THE TASK: Among the entries, which lines carry the string "Semmelweis"? Copy each of them.

RECORDED INFORMATION:
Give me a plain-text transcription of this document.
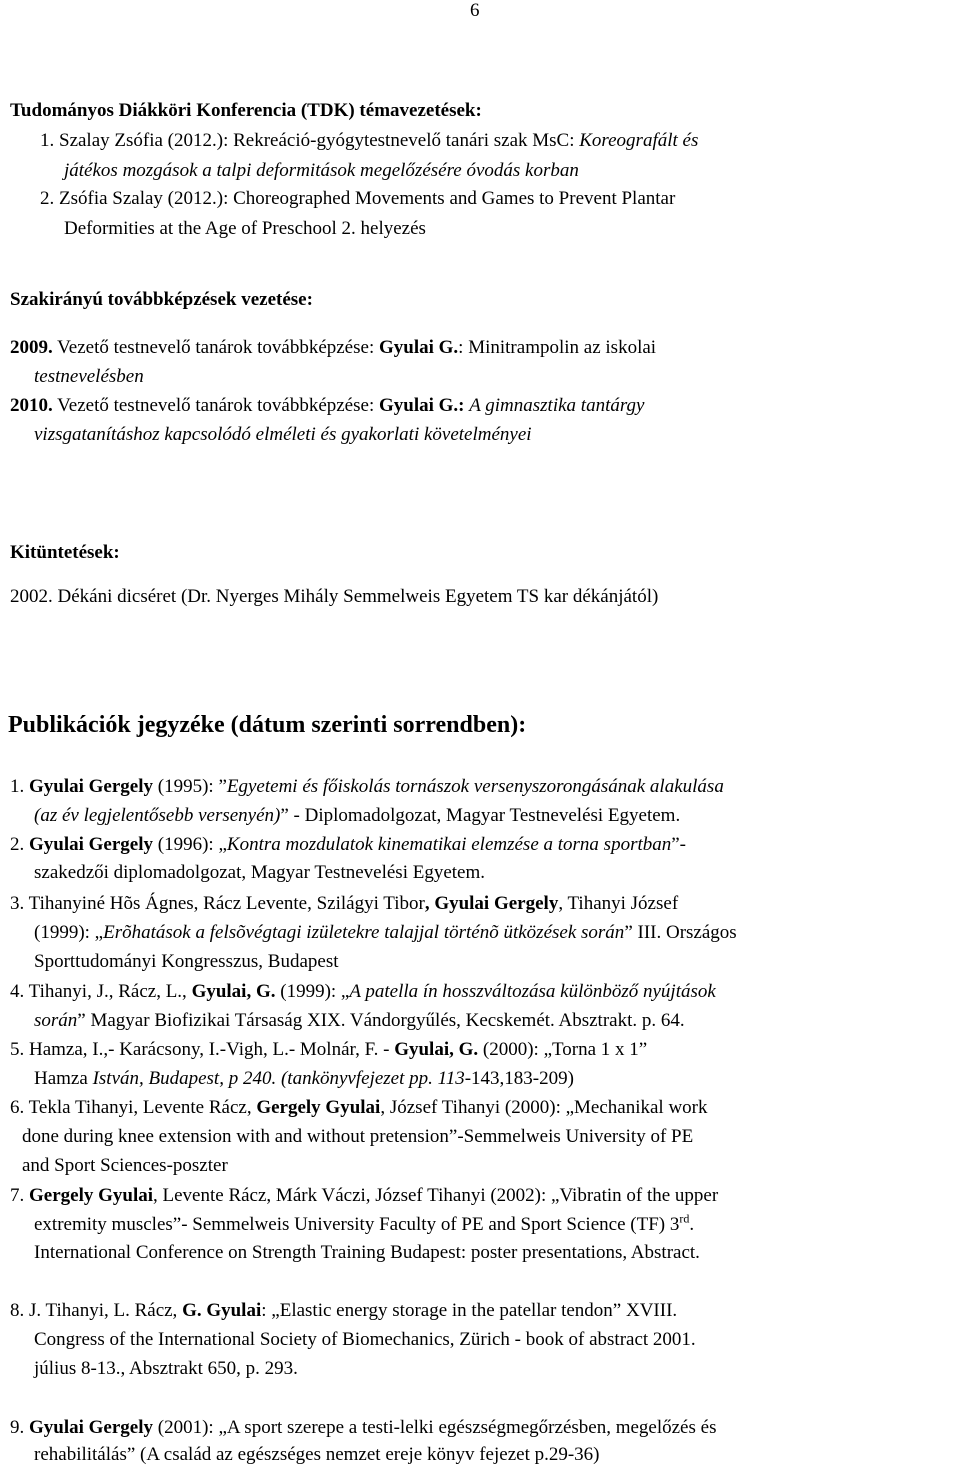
6
Tudományos Diákköri Konferencia (TDK) témavezetések:
1. Szalay Zsófia (2012.): Rekreáció-gyógytestnevelő tanári szak MsC: Koreografált és
játékos mozgások a talpi deformitások megelőzésére óvodás korban
2. Zsófia Szalay (2012.): Choreographed Movements and Games to Prevent Plantar
Deformities at the Age of Preschool 2. helyezés
Szakirányú továbbképzések vezetése:
2009. Vezető testnevelő tanárok továbbképzése: Gyulai G.: Minitrampolin az iskolai
testnevelésben
2010. Vezető testnevelő tanárok továbbképzése: Gyulai G.: A gimnasztika tantárgy
vizsgatanításhoz kapcsolódó elméleti és gyakorlati követelményei
Kitüntetések:
2002. Dékáni dicséret (Dr. Nyerges Mihály Semmelweis Egyetem TS kar dékánjától)
Publikációk jegyzéke (dátum szerinti sorrendben):
1. Gyulai Gergely (1995): ”Egyetemi és főiskolás tornászok versenyszorongásának alakulása
(az év legjelentősebb versenyén)” - Diplomadolgozat, Magyar Testnevelési Egyetem.
2. Gyulai Gergely (1996): „Kontra mozdulatok kinematikai elemzése a torna sportban”-
szakedzői diplomadolgozat, Magyar Testnevelési Egyetem.
3. Tihanyiné Hõs Ágnes, Rácz Levente, Szilágyi Tibor, Gyulai Gergely, Tihanyi József
(1999): „Erõhatások a felsõvégtagi izületekre talajjal történõ ütközések során” III. Országos
Sporttudományi Kongresszus, Budapest
4. Tihanyi, J., Rácz, L., Gyulai, G. (1999): „A patella ín hosszváltozása különböző nyújtások
során” Magyar Biofizikai Társaság XIX. Vándorgyűlés, Kecskemét. Absztrakt. p. 64.
5. Hamza, I.,- Karácsony, I.-Vigh, L.- Molnár, F. - Gyulai, G. (2000): „Torna 1 x 1”
Hamza István, Budapest, p 240. (tankönyvfejezet pp. 113-143,183-209)
6. Tekla Tihanyi, Levente Rácz, Gergely Gyulai, József Tihanyi (2000): „Mechanikal work
done during knee extension with and without pretension”-Semmelweis University of PE
and Sport Sciences-poszter
7. Gergely Gyulai, Levente Rácz, Márk Váczi, József Tihanyi (2002): „Vibratin of the upper
extremity muscles”- Semmelweis University Faculty of PE and Sport Science (TF) 3rd.
International Conference on Strength Training Budapest: poster presentations, Abstract.
8. J. Tihanyi, L. Rácz, G. Gyulai: „Elastic energy storage in the patellar tendon” XVIII.
Congress of the International Society of Biomechanics, Zürich - book of abstract 2001.
július 8-13., Abszt​rakt 650, p. 293.
9. Gyulai Gergely (2001): „A sport szerepe a testi-lelki egészségmegőrzésben, megelőzés és
rehabilitálás” (A család az egészséges nemzet ereje könyv fejezet p.29-36)
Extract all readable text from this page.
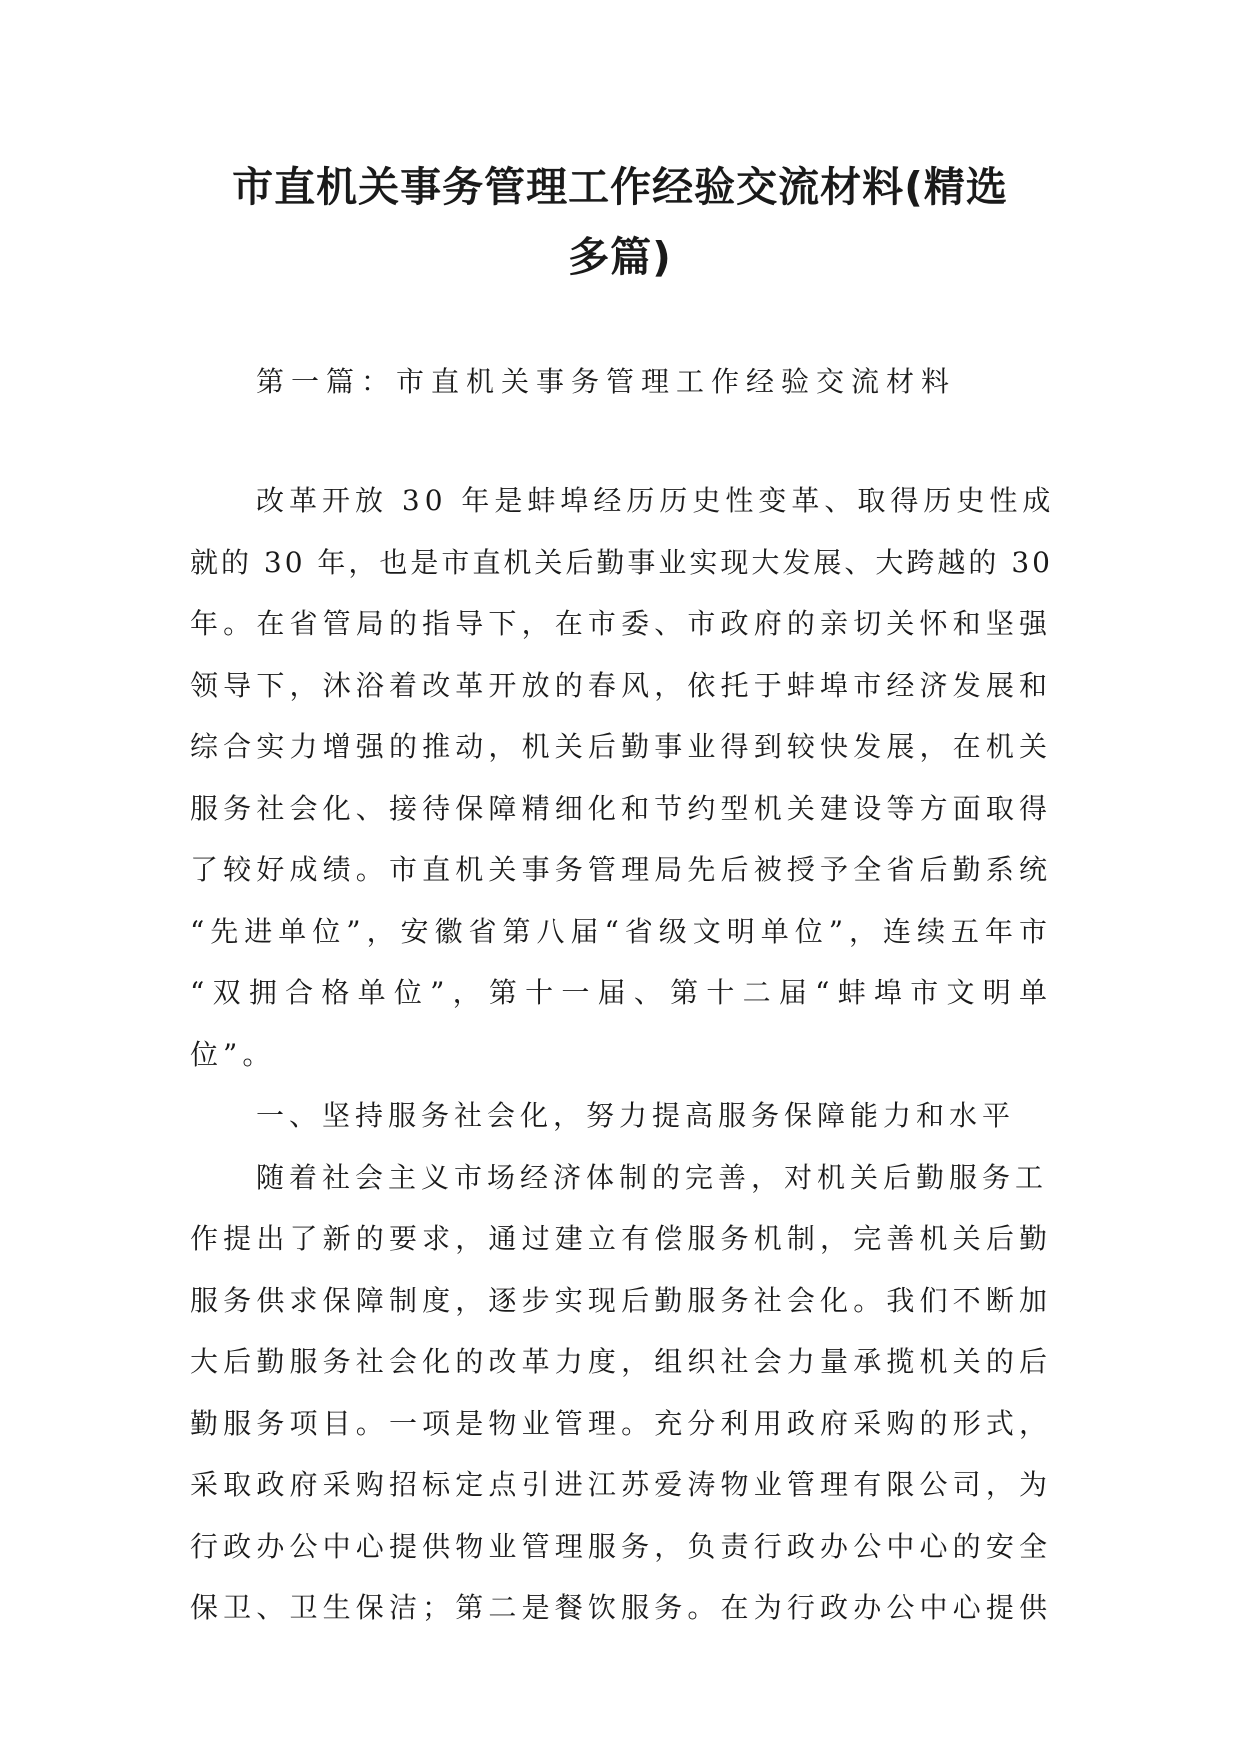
市直机关事务管理工作经验交流材料(精选
多篇)

第一篇：市直机关事务管理工作经验交流材料

改革开放 30 年是蚌埠经历历史性变革、取得历史性成
就的 30 年，也是市直机关后勤事业实现大发展、大跨越的 30
年。在省管局的指导下，在市委、市政府的亲切关怀和坚强
领导下，沐浴着改革开放的春风，依托于蚌埠市经济发展和
综合实力增强的推动，机关后勤事业得到较快发展，在机关
服务社会化、接待保障精细化和节约型机关建设等方面取得
了较好成绩。市直机关事务管理局先后被授予全省后勤系统
“先进单位”，安徽省第八届“省级文明单位”，连续五年市
“双拥合格单位”，第十一届、第十二届“蚌埠市文明单
位”。
一、坚持服务社会化，努力提高服务保障能力和水平
随着社会主义市场经济体制的完善，对机关后勤服务工
作提出了新的要求，通过建立有偿服务机制，完善机关后勤
服务供求保障制度，逐步实现后勤服务社会化。我们不断加
大后勤服务社会化的改革力度，组织社会力量承揽机关的后
勤服务项目。一项是物业管理。充分利用政府采购的形式，
采取政府采购招标定点引进江苏爱涛物业管理有限公司，为
行政办公中心提供物业管理服务，负责行政办公中心的安全
保卫、卫生保洁；第二是餐饮服务。在为行政办公中心提供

FULL SOLUTION:
2002. Dékáni dicséret (Dr. Nyerges Mihály Semmelweis Egyetem TS kar dékánjától)
done during knee extension with and without pretension”-Semmelweis University of PE
extremity muscles”- Semmelweis University Faculty of PE and Sport Science (TF) 3rd.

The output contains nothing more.